### Work to do
Copy the material that follows word for word and omit its pictures.

### Recorded data
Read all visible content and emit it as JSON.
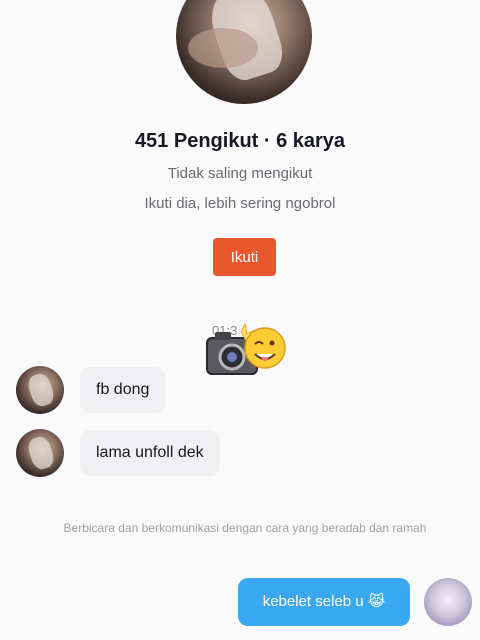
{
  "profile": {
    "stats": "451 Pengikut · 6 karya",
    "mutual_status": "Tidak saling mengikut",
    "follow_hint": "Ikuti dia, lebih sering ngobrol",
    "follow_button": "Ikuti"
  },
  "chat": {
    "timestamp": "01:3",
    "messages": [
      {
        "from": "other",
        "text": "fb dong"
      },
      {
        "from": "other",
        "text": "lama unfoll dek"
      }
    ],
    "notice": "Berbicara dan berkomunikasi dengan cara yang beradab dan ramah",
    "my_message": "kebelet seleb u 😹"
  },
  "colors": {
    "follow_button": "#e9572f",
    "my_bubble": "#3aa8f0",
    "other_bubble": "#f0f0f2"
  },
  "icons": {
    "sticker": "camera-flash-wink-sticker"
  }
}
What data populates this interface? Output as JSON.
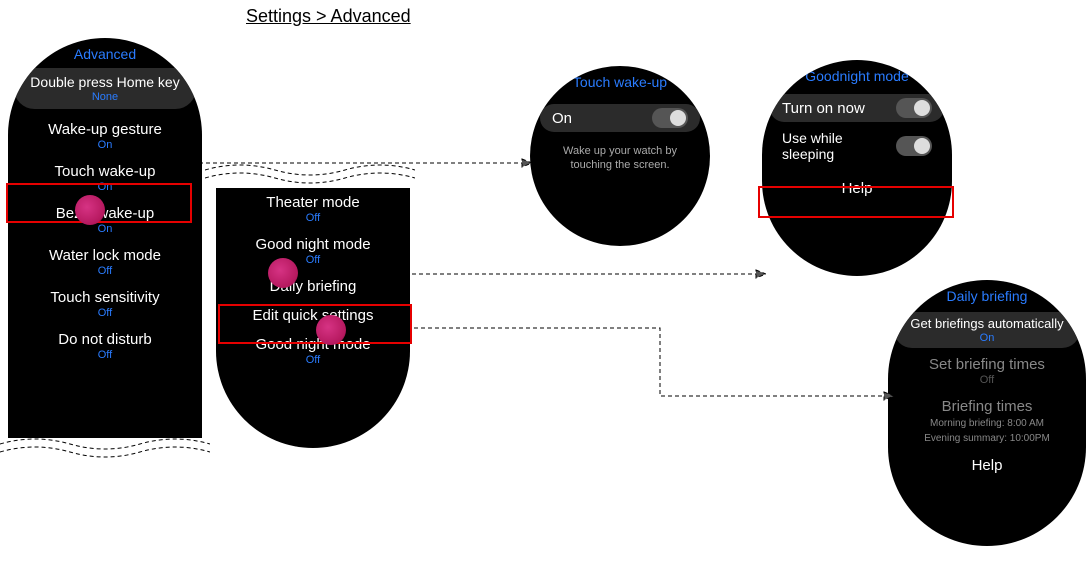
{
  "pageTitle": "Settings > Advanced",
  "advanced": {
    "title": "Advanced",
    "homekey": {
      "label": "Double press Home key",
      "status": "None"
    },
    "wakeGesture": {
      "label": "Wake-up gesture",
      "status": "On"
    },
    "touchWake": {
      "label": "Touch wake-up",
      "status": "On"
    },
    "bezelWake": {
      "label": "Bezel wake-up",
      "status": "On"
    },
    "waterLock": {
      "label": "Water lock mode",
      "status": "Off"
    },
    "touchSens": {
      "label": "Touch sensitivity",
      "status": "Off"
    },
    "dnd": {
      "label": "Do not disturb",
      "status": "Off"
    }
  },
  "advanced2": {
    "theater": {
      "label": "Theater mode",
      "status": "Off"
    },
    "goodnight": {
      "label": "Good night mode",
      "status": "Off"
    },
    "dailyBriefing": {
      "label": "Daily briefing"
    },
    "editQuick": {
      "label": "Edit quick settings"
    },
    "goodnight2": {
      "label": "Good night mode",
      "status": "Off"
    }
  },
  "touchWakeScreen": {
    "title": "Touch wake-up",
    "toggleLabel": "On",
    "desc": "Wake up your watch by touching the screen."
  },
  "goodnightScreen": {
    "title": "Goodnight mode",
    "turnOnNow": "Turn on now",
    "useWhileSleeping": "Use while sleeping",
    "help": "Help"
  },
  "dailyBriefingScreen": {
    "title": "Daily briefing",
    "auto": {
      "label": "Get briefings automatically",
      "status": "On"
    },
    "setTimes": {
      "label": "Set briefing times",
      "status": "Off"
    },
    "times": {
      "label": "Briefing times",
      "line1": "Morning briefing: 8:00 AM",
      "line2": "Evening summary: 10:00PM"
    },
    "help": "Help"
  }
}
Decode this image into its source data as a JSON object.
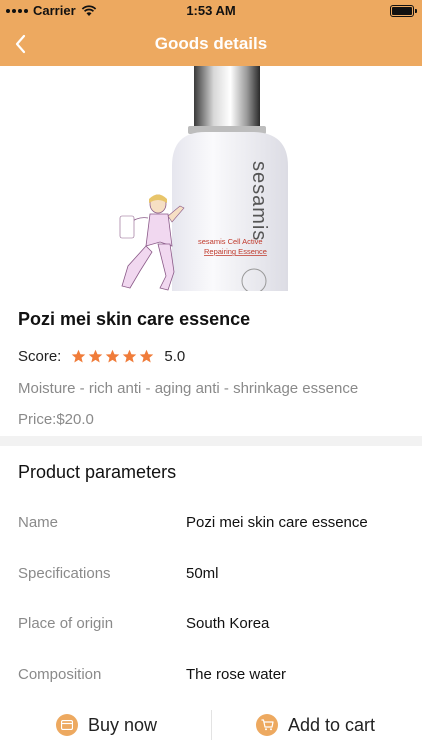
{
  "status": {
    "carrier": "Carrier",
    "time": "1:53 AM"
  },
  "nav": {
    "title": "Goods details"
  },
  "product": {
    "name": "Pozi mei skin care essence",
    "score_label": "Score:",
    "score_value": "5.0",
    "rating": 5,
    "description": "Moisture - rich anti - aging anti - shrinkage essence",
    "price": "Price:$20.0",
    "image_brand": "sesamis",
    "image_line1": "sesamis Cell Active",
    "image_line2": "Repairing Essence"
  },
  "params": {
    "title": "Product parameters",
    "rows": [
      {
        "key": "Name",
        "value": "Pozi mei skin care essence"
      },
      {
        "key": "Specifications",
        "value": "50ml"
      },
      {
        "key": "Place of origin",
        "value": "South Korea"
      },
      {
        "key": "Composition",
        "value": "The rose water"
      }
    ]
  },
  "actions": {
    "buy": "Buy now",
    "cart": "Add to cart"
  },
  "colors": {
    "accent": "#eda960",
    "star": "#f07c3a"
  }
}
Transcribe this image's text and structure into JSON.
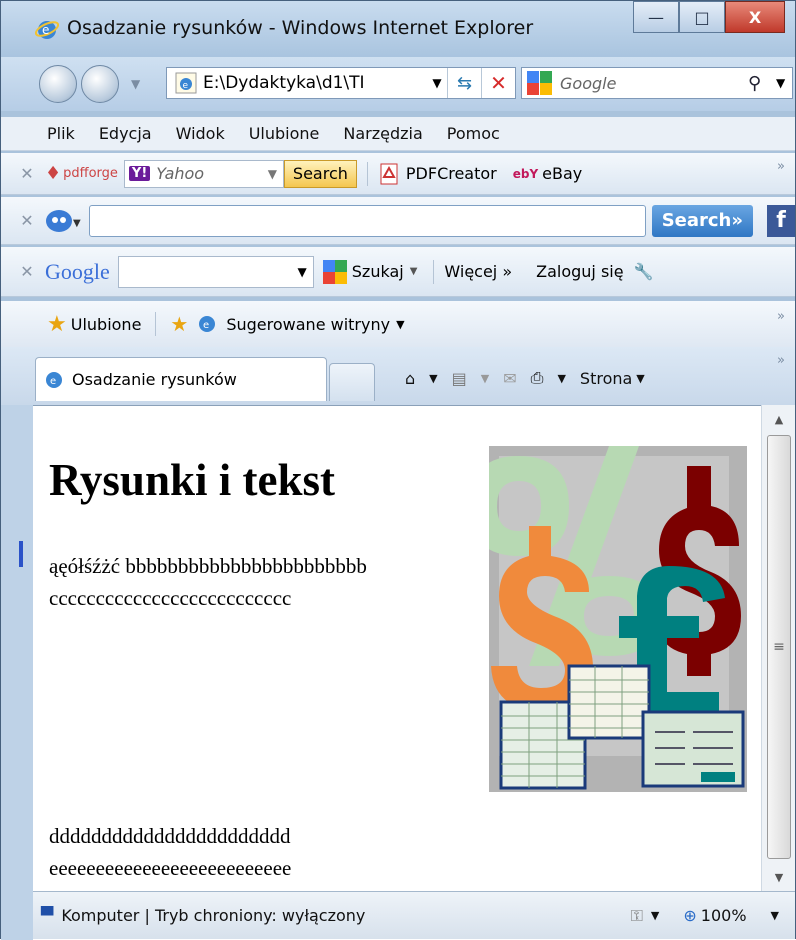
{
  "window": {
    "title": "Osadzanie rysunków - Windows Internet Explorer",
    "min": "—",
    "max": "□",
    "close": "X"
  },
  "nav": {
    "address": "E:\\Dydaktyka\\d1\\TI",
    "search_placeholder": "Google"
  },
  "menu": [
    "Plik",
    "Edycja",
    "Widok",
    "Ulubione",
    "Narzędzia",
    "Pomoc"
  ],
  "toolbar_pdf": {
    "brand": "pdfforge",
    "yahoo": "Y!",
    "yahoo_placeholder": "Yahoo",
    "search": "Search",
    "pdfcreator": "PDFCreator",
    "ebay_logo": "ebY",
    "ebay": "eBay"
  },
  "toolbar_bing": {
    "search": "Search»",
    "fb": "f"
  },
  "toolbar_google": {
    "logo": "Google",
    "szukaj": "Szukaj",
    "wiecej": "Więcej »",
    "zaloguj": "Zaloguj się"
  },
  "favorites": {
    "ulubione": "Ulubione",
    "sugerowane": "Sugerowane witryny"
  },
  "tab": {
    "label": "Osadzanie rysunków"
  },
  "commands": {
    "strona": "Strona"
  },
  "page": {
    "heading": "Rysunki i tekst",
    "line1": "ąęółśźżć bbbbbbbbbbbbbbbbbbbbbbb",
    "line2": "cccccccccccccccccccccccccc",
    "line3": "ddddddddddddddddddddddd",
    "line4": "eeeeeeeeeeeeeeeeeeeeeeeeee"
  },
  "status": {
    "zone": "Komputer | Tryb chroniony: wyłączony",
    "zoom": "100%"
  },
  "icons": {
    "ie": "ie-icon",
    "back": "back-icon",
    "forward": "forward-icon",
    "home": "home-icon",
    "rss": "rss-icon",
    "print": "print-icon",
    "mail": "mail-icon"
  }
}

### Solution to this problem
Read all visible content and emit it as JSON.
{
  "profile": {
    "stats": "451 Pengikut · 6 karya",
    "mutual_status": "Tidak saling mengikut",
    "follow_hint": "Ikuti dia, lebih sering ngobrol",
    "follow_button": "Ikuti"
  },
  "chat": {
    "timestamp": "01:3",
    "messages": [
      {
        "from": "other",
        "text": "fb dong"
      },
      {
        "from": "other",
        "text": "lama unfoll dek"
      }
    ],
    "notice": "Berbicara dan berkomunikasi dengan cara yang beradab dan ramah",
    "my_message": "kebelet seleb u 😹"
  },
  "colors": {
    "follow_button": "#e9572f",
    "my_bubble": "#3aa8f0",
    "other_bubble": "#f0f0f2"
  },
  "icons": {
    "sticker": "camera-flash-wink-sticker"
  }
}
What data populates this interface? Output as JSON.
{
  "pageTitle": "Settings > Advanced",
  "advanced": {
    "title": "Advanced",
    "homekey": {
      "label": "Double press Home key",
      "status": "None"
    },
    "wakeGesture": {
      "label": "Wake-up gesture",
      "status": "On"
    },
    "touchWake": {
      "label": "Touch wake-up",
      "status": "On"
    },
    "bezelWake": {
      "label": "Bezel wake-up",
      "status": "On"
    },
    "waterLock": {
      "label": "Water lock mode",
      "status": "Off"
    },
    "touchSens": {
      "label": "Touch sensitivity",
      "status": "Off"
    },
    "dnd": {
      "label": "Do not disturb",
      "status": "Off"
    }
  },
  "advanced2": {
    "theater": {
      "label": "Theater mode",
      "status": "Off"
    },
    "goodnight": {
      "label": "Good night mode",
      "status": "Off"
    },
    "dailyBriefing": {
      "label": "Daily briefing"
    },
    "editQuick": {
      "label": "Edit quick settings"
    },
    "goodnight2": {
      "label": "Good night mode",
      "status": "Off"
    }
  },
  "touchWakeScreen": {
    "title": "Touch wake-up",
    "toggleLabel": "On",
    "desc": "Wake up your watch by touching the screen."
  },
  "goodnightScreen": {
    "title": "Goodnight mode",
    "turnOnNow": "Turn on now",
    "useWhileSleeping": "Use while sleeping",
    "help": "Help"
  },
  "dailyBriefingScreen": {
    "title": "Daily briefing",
    "auto": {
      "label": "Get briefings automatically",
      "status": "On"
    },
    "setTimes": {
      "label": "Set briefing times",
      "status": "Off"
    },
    "times": {
      "label": "Briefing times",
      "line1": "Morning briefing: 8:00 AM",
      "line2": "Evening summary: 10:00PM"
    },
    "help": "Help"
  }
}
Decode this image into its source data as a JSON object.
{
  "status": {
    "carrier": "Carrier",
    "time": "1:53 AM"
  },
  "nav": {
    "title": "Goods details"
  },
  "product": {
    "name": "Pozi mei skin care essence",
    "score_label": "Score:",
    "score_value": "5.0",
    "rating": 5,
    "description": "Moisture - rich anti - aging anti - shrinkage essence",
    "price": "Price:$20.0",
    "image_brand": "sesamis",
    "image_line1": "sesamis Cell Active",
    "image_line2": "Repairing Essence"
  },
  "params": {
    "title": "Product parameters",
    "rows": [
      {
        "key": "Name",
        "value": "Pozi mei skin care essence"
      },
      {
        "key": "Specifications",
        "value": "50ml"
      },
      {
        "key": "Place of origin",
        "value": "South Korea"
      },
      {
        "key": "Composition",
        "value": "The rose water"
      }
    ]
  },
  "actions": {
    "buy": "Buy now",
    "cart": "Add to cart"
  },
  "colors": {
    "accent": "#eda960",
    "star": "#f07c3a"
  }
}
Transcribe this image's text and structure into JSON.
{
  "window": {
    "title": "Osadzanie rysunków - Windows Internet Explorer",
    "min": "—",
    "max": "□",
    "close": "X"
  },
  "nav": {
    "address": "E:\\Dydaktyka\\d1\\TI",
    "search_placeholder": "Google"
  },
  "menu": [
    "Plik",
    "Edycja",
    "Widok",
    "Ulubione",
    "Narzędzia",
    "Pomoc"
  ],
  "toolbar_pdf": {
    "brand": "pdfforge",
    "yahoo": "Y!",
    "yahoo_placeholder": "Yahoo",
    "search": "Search",
    "pdfcreator": "PDFCreator",
    "ebay_logo": "ebY",
    "ebay": "eBay"
  },
  "toolbar_bing": {
    "search": "Search»",
    "fb": "f"
  },
  "toolbar_google": {
    "logo": "Google",
    "szukaj": "Szukaj",
    "wiecej": "Więcej »",
    "zaloguj": "Zaloguj się"
  },
  "favorites": {
    "ulubione": "Ulubione",
    "sugerowane": "Sugerowane witryny"
  },
  "tab": {
    "label": "Osadzanie rysunków"
  },
  "commands": {
    "strona": "Strona"
  },
  "page": {
    "heading": "Rysunki i tekst",
    "line1": "ąęółśźżć bbbbbbbbbbbbbbbbbbbbbbb",
    "line2": "cccccccccccccccccccccccccc",
    "line3": "ddddddddddddddddddddddd",
    "line4": "eeeeeeeeeeeeeeeeeeeeeeeeee"
  },
  "status": {
    "zone": "Komputer | Tryb chroniony: wyłączony",
    "zoom": "100%"
  },
  "icons": {
    "ie": "ie-icon",
    "back": "back-icon",
    "forward": "forward-icon",
    "home": "home-icon",
    "rss": "rss-icon",
    "print": "print-icon",
    "mail": "mail-icon"
  }
}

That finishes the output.